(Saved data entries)
━━━
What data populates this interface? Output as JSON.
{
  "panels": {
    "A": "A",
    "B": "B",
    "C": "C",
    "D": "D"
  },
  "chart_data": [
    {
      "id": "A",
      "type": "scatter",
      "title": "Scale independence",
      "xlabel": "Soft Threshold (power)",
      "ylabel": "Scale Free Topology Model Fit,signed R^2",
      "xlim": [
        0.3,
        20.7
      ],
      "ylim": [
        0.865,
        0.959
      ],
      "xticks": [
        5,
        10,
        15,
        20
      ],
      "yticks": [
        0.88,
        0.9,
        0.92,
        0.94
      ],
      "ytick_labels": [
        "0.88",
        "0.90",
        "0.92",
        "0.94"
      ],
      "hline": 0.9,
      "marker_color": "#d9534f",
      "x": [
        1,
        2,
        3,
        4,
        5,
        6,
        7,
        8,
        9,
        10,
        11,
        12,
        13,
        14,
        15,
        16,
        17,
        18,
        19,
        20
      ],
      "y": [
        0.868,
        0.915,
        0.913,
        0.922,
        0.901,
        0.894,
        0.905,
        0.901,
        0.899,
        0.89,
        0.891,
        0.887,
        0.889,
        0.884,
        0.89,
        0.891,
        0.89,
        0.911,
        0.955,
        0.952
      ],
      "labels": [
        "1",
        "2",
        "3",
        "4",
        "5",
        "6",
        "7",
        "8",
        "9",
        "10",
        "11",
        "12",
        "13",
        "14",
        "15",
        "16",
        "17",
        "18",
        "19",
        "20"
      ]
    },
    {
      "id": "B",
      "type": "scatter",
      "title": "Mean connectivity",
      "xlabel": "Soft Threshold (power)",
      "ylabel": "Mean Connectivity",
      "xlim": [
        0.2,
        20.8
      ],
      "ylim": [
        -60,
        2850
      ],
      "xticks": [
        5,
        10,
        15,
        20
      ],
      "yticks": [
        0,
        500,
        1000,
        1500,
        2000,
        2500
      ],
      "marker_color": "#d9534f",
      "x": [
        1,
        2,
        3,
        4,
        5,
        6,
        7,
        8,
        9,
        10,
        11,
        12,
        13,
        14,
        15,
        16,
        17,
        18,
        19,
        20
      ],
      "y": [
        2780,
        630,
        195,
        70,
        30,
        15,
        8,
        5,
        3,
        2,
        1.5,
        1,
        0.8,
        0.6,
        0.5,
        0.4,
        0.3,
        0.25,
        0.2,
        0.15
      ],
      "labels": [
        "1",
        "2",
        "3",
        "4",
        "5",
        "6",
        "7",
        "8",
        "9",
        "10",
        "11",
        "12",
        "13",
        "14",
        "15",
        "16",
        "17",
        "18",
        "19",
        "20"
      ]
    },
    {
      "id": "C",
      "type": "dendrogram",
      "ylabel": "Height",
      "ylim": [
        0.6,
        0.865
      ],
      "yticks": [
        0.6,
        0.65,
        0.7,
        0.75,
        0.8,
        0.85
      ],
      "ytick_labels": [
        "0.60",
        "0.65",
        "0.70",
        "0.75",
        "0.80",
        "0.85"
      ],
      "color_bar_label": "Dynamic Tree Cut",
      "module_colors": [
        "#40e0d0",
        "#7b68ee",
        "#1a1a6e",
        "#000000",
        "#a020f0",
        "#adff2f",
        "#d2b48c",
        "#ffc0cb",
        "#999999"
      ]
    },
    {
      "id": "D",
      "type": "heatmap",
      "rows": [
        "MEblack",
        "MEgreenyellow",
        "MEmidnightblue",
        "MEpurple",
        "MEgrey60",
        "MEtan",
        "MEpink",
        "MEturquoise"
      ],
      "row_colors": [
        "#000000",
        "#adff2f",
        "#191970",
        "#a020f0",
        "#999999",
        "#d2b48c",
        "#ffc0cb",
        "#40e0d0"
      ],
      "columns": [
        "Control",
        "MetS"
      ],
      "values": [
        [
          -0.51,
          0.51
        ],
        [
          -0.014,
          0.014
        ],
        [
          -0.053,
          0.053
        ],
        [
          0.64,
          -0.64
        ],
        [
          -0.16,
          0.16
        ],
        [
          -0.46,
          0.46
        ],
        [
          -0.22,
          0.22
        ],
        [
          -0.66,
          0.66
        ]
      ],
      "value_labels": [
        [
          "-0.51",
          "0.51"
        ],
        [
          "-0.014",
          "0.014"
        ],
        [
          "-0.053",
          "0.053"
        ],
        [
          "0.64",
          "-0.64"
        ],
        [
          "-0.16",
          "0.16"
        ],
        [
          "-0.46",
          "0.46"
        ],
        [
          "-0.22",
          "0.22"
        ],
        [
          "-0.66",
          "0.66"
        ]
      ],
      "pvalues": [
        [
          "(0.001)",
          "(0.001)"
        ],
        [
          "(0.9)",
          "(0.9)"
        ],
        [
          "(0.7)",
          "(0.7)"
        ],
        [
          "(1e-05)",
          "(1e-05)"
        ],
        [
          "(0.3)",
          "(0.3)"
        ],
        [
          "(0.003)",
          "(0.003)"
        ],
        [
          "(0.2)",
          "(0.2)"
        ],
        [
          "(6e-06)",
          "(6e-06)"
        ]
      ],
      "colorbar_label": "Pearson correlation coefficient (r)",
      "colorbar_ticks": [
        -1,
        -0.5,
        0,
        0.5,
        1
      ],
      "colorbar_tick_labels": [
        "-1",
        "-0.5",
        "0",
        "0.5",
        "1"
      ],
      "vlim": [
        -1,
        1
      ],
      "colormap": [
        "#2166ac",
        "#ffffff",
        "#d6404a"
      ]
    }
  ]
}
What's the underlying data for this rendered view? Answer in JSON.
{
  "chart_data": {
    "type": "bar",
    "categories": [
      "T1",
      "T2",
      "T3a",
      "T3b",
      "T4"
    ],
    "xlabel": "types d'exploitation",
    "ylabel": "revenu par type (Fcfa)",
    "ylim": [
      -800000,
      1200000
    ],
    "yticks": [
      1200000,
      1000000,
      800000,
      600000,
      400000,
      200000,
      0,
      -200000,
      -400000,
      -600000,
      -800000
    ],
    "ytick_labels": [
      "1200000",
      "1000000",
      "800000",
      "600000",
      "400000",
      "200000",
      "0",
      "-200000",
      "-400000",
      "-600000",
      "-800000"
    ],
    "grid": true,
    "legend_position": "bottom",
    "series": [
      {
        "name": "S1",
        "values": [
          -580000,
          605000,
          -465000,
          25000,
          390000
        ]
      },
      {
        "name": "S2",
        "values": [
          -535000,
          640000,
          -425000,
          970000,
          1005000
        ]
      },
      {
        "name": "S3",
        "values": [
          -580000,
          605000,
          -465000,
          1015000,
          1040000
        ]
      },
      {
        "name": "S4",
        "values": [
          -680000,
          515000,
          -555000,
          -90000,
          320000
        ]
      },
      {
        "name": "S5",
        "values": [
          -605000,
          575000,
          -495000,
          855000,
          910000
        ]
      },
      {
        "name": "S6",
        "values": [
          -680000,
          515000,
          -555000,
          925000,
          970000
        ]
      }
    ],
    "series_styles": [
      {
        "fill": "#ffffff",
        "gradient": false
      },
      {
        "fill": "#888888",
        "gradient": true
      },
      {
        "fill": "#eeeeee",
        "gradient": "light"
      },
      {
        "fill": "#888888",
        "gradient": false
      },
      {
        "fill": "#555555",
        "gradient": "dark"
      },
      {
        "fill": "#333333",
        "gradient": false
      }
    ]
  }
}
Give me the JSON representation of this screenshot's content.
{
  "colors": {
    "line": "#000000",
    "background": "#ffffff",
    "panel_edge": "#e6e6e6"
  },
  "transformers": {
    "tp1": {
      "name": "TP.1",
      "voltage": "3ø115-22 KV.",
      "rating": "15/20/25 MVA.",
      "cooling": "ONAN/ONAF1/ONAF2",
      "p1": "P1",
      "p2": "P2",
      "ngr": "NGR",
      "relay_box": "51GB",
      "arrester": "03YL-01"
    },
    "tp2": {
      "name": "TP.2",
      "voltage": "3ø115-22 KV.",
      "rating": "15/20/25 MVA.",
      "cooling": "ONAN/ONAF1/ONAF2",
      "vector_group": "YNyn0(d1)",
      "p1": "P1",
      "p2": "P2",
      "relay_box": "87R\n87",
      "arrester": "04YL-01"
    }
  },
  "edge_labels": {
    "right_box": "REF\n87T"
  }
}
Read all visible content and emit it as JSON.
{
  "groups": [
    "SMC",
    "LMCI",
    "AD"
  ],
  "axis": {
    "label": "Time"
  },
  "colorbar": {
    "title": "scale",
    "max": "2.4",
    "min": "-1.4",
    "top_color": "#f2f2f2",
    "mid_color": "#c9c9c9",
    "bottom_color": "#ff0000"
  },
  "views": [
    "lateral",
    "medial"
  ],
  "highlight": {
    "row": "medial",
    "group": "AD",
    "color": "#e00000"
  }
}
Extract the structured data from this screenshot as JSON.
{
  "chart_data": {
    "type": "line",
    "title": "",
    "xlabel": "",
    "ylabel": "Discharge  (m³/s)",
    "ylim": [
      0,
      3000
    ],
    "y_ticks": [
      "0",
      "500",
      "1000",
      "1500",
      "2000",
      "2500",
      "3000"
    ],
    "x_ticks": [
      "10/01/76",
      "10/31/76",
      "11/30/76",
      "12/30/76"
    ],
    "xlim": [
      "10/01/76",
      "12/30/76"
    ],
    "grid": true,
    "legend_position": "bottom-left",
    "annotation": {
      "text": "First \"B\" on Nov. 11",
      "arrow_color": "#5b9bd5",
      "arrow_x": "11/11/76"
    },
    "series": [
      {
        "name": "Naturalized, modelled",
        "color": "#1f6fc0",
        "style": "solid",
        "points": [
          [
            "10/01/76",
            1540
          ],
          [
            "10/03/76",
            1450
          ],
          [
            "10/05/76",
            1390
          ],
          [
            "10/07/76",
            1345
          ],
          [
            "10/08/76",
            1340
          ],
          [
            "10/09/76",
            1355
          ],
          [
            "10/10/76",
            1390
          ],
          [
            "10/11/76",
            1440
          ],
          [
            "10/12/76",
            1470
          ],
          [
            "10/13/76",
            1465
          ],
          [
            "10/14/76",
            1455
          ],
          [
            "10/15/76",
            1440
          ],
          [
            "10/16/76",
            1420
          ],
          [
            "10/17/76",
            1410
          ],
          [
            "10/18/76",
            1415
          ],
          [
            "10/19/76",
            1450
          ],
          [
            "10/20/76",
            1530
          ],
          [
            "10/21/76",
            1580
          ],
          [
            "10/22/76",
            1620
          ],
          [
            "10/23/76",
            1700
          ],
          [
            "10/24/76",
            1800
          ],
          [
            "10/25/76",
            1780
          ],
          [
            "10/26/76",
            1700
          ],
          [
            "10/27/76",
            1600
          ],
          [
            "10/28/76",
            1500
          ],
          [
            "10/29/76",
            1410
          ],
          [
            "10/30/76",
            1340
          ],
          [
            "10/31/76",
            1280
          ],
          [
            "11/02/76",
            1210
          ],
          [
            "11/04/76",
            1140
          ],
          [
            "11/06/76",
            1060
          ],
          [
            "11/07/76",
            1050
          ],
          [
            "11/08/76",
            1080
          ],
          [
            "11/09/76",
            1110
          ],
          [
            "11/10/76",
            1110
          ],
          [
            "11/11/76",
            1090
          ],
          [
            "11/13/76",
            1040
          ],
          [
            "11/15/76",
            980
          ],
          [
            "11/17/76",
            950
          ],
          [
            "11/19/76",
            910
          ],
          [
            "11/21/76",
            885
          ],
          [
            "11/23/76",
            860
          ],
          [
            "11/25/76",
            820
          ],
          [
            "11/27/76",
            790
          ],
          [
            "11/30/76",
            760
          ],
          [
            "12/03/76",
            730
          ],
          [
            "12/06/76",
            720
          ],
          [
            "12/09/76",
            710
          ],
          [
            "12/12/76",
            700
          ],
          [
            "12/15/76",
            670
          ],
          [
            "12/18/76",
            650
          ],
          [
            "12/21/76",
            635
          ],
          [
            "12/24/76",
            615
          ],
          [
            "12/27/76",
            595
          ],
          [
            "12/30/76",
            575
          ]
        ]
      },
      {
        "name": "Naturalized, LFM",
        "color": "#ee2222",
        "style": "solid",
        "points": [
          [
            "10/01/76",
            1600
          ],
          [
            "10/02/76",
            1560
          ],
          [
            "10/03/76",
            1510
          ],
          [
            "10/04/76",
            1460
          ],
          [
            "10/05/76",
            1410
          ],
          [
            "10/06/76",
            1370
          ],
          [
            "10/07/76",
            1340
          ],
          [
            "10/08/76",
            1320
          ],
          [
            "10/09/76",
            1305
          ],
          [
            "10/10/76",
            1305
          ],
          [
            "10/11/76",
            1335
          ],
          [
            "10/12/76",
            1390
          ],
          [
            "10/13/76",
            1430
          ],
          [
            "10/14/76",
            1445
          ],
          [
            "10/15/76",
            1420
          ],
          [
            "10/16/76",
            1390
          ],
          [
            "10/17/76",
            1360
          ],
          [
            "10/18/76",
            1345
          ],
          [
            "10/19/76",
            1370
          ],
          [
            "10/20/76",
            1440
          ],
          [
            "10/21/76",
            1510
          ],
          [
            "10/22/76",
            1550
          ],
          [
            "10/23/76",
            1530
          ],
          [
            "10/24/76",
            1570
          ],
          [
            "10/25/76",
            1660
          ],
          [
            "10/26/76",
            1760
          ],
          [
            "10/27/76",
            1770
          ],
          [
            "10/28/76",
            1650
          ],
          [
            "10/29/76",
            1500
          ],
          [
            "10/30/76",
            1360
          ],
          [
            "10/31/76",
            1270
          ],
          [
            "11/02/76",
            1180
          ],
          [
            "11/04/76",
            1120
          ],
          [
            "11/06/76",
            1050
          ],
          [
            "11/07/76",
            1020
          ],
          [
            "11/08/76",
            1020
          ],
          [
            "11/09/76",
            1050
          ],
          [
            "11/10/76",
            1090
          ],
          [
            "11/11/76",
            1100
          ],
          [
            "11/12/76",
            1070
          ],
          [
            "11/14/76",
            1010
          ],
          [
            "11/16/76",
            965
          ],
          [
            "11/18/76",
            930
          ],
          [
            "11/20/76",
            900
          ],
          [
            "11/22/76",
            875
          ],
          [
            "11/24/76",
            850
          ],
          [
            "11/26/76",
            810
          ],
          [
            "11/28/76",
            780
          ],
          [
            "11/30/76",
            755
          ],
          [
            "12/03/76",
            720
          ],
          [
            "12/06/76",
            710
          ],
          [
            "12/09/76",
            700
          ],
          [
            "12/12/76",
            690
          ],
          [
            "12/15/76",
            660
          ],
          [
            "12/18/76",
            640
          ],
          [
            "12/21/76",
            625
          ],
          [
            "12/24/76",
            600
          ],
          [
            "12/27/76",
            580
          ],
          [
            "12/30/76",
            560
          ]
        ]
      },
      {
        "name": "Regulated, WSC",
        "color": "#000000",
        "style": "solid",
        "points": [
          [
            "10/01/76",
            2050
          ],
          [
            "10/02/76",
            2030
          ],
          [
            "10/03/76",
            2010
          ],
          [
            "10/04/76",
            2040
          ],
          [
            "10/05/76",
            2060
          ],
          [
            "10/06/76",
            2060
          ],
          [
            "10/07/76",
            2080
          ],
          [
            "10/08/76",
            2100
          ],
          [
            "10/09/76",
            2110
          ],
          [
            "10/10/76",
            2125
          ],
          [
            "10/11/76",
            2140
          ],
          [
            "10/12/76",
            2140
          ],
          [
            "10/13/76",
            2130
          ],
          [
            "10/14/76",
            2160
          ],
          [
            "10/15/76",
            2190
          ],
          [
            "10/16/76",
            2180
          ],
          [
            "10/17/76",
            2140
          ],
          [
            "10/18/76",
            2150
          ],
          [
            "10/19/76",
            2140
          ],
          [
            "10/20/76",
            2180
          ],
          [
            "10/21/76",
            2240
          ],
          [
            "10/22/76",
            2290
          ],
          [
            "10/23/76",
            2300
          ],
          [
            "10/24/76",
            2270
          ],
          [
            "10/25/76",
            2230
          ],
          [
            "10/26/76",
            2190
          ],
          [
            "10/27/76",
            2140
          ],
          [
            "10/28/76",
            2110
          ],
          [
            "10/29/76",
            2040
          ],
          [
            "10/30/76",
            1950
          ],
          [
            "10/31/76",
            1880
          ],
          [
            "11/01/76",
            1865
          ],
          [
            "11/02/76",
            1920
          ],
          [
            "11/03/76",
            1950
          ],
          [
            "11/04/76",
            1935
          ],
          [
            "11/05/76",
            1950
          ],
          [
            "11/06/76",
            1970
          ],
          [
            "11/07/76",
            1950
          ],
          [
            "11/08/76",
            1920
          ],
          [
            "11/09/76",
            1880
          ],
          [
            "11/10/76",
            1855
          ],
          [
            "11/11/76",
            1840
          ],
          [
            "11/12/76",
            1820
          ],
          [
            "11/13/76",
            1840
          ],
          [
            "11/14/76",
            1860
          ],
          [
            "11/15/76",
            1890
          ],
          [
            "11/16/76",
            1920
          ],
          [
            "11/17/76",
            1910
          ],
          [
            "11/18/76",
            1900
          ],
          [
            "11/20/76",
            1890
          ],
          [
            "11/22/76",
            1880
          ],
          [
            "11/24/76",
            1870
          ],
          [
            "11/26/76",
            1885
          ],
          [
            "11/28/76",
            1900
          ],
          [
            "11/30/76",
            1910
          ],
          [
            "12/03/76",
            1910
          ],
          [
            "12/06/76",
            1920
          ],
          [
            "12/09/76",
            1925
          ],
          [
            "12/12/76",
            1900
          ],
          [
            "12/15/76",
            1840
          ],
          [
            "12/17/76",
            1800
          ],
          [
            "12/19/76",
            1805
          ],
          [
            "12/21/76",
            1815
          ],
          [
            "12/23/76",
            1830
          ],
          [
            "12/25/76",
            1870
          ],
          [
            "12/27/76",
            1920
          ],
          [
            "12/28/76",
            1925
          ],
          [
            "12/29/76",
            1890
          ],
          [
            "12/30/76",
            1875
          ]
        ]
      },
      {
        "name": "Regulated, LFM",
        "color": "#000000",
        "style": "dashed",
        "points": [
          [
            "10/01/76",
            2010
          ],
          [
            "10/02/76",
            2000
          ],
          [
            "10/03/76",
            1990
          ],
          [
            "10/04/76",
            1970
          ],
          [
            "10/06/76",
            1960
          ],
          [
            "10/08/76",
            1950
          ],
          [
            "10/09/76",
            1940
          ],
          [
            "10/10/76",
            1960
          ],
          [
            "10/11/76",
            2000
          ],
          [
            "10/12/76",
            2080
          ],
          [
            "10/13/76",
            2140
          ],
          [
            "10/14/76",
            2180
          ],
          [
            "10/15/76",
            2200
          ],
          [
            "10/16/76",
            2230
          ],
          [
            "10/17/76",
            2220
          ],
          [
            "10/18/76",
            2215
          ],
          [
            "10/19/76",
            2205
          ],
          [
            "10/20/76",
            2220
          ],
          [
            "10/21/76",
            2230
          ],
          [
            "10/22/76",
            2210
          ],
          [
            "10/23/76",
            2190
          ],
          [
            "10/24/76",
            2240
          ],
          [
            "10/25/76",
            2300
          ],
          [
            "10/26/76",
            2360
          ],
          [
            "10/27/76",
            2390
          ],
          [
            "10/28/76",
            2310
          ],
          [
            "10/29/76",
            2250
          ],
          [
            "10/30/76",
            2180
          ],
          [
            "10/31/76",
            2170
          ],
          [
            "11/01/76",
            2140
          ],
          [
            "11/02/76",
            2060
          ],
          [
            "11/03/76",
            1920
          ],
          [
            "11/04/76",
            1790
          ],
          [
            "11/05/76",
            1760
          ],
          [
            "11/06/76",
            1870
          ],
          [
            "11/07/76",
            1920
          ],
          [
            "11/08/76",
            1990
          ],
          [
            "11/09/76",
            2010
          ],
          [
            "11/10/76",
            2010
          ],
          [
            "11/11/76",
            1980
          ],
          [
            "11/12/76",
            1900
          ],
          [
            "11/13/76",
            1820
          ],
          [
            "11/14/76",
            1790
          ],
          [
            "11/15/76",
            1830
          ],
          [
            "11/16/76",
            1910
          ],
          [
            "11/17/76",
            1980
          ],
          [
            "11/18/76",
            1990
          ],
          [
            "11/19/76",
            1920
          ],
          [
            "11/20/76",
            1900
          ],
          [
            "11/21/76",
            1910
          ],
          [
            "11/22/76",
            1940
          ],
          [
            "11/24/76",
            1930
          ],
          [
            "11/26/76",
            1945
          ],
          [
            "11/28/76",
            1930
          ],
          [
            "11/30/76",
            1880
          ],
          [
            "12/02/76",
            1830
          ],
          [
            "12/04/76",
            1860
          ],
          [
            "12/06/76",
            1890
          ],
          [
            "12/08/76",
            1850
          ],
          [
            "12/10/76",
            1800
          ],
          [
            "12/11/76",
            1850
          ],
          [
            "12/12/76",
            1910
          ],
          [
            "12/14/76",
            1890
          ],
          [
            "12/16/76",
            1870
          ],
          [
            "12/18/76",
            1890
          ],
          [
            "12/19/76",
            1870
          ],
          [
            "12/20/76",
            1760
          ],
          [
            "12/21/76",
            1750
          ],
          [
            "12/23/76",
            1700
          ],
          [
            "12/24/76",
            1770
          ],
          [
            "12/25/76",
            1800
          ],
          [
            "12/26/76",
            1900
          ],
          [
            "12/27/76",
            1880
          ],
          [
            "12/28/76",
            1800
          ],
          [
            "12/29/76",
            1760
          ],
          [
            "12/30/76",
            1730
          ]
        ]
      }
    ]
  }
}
━━━
## WHAT IS BEING ASKED
Copy out every line of the material above that mentions the word "content".

## EXPECTED OUTPUT
Give me the JSON representation of this screenshot's content.
Read all visible content and emit it as JSON.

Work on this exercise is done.